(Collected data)
BEGIN

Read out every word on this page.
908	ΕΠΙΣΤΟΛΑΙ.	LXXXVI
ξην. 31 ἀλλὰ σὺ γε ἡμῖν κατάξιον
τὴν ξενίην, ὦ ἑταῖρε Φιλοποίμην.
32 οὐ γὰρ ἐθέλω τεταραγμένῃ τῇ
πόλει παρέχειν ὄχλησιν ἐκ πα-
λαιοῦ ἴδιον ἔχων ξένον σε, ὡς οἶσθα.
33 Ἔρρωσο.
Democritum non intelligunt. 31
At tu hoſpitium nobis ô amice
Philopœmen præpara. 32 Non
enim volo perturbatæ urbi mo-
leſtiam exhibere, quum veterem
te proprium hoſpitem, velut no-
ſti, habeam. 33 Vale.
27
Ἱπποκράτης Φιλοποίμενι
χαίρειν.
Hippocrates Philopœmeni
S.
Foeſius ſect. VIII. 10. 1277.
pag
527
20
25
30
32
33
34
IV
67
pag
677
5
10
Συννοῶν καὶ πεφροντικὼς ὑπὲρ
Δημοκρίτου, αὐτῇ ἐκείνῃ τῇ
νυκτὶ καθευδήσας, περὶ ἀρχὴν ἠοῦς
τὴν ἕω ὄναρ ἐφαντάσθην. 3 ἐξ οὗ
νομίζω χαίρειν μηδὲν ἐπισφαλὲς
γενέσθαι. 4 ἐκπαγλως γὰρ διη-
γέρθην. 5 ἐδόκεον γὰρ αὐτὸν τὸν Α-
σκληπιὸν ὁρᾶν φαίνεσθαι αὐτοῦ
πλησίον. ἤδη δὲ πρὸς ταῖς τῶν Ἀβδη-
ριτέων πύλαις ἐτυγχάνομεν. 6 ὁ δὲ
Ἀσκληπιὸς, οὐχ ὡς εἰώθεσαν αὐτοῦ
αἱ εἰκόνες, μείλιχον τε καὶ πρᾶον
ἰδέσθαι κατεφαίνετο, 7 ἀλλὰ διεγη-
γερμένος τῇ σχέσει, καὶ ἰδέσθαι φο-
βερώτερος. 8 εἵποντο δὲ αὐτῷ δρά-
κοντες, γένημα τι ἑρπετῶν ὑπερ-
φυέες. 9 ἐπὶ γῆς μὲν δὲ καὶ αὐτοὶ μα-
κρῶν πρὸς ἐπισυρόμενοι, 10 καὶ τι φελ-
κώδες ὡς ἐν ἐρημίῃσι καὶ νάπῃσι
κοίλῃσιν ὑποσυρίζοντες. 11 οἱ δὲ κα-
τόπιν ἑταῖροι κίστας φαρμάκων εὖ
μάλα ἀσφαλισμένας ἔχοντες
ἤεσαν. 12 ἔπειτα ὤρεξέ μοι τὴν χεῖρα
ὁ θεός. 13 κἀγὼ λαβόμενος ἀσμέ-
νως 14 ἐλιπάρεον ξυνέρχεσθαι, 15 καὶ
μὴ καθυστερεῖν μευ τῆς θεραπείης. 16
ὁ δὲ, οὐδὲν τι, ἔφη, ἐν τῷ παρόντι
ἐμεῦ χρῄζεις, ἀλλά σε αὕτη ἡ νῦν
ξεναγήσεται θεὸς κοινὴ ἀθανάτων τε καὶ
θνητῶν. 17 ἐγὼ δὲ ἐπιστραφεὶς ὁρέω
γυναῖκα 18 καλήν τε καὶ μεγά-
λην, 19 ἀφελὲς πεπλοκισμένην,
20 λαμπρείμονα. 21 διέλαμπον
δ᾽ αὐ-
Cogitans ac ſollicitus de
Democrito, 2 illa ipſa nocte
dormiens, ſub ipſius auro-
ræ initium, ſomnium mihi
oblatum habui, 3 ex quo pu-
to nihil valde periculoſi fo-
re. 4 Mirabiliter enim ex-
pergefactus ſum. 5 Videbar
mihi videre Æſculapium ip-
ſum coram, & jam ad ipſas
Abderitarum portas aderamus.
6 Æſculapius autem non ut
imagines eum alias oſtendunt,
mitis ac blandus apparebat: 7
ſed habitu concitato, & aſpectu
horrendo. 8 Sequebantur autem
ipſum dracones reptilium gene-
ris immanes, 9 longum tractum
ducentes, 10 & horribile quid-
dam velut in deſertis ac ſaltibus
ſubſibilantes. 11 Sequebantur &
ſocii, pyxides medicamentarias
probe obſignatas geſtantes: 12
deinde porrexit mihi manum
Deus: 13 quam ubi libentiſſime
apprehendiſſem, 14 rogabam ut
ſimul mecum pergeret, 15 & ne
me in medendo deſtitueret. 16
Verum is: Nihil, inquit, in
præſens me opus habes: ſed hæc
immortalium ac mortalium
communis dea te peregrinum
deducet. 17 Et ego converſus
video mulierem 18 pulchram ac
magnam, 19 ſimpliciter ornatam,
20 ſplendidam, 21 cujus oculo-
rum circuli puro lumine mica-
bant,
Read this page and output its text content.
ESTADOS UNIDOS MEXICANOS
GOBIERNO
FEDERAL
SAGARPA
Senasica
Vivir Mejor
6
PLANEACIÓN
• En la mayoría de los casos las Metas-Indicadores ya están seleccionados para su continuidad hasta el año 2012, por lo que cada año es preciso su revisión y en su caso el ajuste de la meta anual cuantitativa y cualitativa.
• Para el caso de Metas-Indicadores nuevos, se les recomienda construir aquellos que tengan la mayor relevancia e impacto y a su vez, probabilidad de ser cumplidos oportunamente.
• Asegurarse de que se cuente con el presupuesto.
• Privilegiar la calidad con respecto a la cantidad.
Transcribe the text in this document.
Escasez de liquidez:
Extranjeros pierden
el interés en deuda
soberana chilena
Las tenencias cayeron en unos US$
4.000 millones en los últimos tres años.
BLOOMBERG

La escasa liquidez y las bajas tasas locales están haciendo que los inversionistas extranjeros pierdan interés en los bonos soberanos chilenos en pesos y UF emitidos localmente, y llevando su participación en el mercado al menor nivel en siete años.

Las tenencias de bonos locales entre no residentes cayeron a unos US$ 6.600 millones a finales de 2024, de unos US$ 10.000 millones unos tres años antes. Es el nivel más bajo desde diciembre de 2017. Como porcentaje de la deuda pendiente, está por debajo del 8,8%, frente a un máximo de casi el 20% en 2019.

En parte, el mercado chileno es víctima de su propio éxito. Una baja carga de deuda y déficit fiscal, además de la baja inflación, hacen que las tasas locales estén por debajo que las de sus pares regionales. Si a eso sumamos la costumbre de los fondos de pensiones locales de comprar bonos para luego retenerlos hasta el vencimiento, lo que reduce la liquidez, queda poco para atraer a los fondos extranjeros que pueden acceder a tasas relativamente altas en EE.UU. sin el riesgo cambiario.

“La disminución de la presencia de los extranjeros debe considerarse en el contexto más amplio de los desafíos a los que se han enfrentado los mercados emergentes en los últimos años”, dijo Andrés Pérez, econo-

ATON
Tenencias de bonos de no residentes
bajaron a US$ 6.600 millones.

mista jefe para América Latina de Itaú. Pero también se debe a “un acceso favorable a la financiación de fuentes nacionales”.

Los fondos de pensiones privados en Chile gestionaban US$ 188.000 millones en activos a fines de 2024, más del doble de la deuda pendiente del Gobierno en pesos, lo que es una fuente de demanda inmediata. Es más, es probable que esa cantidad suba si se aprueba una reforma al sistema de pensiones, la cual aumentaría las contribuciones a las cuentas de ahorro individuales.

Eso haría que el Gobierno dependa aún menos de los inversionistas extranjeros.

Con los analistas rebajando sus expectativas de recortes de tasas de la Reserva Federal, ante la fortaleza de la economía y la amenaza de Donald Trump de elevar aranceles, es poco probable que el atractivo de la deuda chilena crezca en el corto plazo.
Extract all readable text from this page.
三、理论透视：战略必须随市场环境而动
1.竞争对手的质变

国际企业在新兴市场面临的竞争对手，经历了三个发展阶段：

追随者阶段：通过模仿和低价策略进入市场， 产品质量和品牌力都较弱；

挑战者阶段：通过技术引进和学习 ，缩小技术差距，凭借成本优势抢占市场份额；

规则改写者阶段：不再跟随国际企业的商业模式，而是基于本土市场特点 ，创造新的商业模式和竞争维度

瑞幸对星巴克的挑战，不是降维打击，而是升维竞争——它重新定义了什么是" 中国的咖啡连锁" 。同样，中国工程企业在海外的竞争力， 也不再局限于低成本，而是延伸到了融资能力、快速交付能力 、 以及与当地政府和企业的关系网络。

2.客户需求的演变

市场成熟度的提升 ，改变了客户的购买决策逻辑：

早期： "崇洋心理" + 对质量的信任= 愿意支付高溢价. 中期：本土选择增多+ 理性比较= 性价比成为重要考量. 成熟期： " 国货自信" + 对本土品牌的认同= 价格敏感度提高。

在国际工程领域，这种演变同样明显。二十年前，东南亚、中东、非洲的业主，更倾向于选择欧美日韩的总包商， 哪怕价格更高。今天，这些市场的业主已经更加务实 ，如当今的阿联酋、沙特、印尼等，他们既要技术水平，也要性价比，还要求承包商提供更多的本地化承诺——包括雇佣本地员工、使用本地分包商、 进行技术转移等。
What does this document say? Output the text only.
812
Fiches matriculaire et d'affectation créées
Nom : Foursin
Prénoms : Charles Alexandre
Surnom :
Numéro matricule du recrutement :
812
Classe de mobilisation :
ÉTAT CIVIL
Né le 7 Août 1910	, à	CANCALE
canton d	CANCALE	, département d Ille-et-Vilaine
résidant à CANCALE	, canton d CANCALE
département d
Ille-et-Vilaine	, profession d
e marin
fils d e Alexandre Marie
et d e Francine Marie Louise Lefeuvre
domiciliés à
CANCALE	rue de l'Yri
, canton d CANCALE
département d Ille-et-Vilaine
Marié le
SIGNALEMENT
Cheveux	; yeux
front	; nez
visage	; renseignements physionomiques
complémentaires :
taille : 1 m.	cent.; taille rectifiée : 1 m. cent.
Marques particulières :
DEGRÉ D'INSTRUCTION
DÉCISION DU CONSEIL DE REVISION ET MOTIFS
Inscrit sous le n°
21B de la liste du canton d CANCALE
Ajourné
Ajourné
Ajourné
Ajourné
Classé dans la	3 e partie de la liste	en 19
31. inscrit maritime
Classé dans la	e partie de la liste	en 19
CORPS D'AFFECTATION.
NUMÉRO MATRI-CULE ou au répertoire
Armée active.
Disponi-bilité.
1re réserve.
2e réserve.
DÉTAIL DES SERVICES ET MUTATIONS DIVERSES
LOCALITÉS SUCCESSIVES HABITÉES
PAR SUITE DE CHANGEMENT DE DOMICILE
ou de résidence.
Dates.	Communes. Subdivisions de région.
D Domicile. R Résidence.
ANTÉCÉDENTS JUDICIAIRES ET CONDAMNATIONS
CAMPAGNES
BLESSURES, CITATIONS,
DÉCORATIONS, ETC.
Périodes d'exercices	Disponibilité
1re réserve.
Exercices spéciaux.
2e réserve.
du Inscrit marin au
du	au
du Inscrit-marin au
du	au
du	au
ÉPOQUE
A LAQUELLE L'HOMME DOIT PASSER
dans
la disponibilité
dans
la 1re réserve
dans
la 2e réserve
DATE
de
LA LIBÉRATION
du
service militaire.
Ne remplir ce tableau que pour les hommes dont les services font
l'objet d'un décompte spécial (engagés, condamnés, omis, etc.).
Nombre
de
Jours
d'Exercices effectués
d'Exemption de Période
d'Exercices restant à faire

END

Problem to solve —
Answer only with how many lines in the records include "χαίρειν".

Worked solution —
2